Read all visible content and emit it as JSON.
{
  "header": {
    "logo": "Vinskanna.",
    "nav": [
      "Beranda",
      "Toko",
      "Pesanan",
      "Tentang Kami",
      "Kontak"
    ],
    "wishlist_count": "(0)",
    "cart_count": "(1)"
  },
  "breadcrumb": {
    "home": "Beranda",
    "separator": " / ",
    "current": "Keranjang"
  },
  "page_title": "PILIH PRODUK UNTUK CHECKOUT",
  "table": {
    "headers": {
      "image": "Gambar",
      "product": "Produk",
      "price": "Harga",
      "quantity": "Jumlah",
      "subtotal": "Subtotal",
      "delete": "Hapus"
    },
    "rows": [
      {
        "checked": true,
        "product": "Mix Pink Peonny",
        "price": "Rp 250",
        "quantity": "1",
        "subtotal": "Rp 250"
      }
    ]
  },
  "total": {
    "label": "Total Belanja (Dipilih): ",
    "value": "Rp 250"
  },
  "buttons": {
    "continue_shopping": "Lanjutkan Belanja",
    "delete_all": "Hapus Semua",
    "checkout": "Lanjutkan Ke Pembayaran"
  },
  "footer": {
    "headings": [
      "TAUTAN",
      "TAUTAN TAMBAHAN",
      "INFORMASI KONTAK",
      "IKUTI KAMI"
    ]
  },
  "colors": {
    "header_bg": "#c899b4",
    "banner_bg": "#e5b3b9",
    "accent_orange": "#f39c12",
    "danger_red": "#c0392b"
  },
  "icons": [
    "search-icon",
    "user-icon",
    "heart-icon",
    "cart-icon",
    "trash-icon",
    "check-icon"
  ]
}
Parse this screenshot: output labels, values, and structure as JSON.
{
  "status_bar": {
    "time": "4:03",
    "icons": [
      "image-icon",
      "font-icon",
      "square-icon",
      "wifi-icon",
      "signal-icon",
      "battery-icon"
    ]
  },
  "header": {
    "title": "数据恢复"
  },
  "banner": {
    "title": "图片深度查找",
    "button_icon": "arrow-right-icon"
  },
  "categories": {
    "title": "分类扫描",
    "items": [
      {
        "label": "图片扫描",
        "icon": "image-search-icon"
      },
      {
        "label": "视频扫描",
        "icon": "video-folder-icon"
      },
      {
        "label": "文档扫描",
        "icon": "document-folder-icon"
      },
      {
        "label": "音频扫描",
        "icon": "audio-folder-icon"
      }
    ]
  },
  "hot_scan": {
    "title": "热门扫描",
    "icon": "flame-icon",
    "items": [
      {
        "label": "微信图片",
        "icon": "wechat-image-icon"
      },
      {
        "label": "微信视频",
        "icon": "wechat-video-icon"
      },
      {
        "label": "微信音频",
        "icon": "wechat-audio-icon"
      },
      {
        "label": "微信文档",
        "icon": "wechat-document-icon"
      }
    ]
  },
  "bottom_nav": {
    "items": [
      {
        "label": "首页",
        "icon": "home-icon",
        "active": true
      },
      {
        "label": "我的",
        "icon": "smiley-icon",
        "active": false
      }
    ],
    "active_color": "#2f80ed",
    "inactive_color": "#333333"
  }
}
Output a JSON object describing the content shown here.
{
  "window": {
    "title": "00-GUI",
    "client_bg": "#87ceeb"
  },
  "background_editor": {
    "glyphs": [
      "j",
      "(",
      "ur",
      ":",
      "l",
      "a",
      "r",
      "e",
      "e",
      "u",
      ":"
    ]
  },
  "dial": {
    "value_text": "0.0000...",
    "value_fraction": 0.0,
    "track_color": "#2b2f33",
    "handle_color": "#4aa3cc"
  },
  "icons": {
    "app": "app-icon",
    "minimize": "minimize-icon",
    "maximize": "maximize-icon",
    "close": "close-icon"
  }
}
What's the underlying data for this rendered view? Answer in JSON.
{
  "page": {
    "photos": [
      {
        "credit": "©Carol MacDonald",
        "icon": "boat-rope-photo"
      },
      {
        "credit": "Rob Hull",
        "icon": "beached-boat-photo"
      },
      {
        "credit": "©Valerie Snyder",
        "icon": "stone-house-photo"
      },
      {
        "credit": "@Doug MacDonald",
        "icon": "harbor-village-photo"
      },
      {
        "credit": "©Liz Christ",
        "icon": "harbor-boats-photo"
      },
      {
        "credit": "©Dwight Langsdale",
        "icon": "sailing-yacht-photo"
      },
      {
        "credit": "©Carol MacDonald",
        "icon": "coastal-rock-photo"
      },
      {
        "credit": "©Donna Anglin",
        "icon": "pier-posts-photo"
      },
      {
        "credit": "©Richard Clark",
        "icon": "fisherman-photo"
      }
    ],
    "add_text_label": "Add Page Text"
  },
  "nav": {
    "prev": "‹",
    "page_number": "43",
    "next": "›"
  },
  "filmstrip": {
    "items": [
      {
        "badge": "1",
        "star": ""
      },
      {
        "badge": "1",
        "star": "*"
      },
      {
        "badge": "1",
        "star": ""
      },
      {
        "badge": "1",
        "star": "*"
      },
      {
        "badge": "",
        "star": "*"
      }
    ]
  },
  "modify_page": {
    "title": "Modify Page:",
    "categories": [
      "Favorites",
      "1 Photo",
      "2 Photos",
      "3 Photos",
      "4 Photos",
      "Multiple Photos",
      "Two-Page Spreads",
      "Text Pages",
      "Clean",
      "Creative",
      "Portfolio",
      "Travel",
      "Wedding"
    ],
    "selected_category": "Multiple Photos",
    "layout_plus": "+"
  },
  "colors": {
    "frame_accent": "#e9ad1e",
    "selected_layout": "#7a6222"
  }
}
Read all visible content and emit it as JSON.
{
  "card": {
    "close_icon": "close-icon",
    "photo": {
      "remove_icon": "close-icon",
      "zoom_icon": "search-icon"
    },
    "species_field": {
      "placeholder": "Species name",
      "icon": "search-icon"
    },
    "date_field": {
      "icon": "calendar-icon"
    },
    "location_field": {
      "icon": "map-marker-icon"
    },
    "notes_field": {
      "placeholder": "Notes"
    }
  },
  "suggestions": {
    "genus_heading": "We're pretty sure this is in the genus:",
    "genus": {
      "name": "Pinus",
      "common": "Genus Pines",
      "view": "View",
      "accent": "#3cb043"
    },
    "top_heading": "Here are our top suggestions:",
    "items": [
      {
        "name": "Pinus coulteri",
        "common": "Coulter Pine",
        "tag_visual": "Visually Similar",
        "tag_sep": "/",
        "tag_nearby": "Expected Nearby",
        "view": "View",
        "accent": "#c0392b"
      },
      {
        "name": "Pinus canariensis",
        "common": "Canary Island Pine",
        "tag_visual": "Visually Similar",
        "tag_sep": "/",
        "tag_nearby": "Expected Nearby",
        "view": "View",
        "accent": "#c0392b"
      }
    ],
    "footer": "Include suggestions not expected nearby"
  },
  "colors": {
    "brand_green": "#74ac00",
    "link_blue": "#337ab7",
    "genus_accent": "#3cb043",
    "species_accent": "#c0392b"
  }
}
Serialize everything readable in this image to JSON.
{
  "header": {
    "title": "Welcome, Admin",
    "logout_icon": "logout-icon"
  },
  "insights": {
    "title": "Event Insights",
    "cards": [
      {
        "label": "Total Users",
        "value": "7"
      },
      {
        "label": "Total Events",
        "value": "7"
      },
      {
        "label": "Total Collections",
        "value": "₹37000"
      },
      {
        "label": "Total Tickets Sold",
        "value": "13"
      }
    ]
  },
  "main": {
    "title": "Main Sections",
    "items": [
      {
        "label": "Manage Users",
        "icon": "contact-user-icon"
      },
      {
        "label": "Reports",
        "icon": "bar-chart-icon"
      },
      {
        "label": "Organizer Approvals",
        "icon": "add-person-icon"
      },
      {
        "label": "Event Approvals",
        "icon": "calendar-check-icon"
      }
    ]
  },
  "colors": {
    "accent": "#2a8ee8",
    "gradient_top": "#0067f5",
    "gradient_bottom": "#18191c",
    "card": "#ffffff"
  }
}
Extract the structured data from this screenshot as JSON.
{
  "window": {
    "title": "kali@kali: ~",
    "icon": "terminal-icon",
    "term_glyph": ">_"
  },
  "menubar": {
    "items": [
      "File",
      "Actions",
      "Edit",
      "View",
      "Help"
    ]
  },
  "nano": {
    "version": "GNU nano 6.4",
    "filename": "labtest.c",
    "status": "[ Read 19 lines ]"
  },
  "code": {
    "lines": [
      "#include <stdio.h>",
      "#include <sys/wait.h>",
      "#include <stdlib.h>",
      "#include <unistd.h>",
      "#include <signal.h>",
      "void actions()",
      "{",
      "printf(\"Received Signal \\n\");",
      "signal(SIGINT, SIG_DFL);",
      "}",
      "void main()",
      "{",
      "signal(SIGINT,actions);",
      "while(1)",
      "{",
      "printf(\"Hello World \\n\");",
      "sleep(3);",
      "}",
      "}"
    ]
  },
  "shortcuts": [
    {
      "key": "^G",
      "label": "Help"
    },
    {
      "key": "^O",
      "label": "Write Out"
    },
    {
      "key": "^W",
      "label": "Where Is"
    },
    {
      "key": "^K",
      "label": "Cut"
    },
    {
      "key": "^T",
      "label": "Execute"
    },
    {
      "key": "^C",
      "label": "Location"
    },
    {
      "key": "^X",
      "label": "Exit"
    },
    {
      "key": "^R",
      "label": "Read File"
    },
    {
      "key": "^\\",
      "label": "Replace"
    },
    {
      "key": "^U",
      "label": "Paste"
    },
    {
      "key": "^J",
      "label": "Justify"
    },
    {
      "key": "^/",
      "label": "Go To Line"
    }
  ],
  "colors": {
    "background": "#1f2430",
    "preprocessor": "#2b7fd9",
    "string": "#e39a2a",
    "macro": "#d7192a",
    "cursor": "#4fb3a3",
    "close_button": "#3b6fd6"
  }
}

Your goal:
Collect the complete line wherever the string "Pinus" appears in the records.

Result of this exercise:
      "name": "Pinus",
        "name": "Pinus coulteri",
        "name": "Pinus canariensis",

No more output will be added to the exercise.